-- TASK DETAILS --
In the entries below, find every line with "nondimensional" and copy it.

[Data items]

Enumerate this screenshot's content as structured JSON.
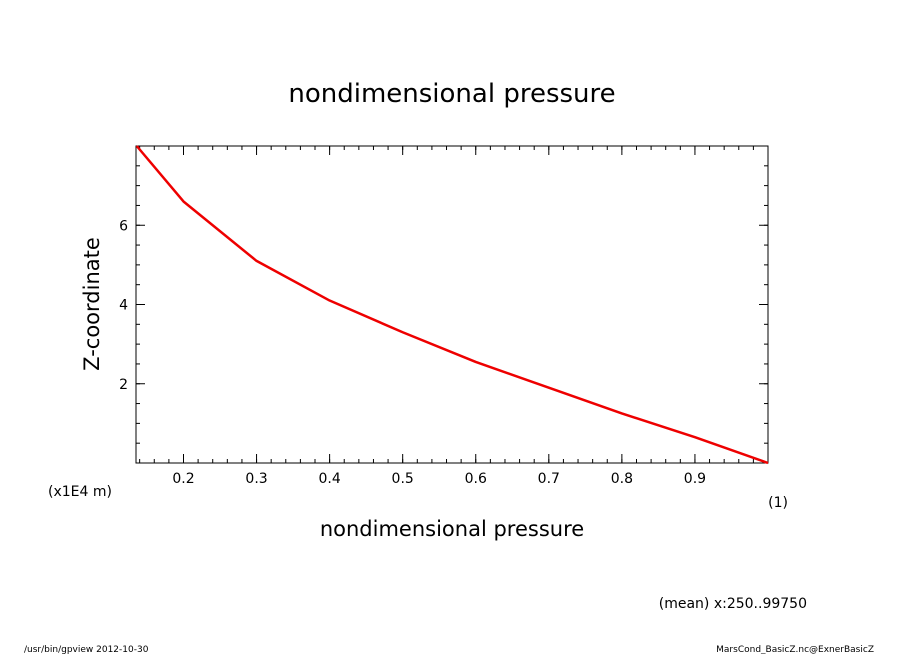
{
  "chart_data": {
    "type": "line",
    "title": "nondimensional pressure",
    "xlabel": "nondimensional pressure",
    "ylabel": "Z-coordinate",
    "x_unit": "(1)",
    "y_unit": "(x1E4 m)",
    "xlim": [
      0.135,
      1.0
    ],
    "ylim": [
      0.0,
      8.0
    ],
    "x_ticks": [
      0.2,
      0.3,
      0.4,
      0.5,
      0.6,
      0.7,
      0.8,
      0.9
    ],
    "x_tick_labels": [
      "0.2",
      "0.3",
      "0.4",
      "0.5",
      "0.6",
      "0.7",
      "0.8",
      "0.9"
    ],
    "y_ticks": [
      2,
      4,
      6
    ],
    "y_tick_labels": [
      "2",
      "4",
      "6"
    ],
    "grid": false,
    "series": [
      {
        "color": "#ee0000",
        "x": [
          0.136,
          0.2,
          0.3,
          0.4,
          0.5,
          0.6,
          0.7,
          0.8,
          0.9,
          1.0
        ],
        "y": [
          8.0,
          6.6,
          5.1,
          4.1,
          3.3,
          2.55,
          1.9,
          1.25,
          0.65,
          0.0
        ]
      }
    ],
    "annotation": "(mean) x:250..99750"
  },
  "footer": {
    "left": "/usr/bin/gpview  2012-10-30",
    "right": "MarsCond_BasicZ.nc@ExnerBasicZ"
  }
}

-- RESPONSE TO THIS TASK --
    "title": "nondimensional pressure",
    "xlabel": "nondimensional pressure",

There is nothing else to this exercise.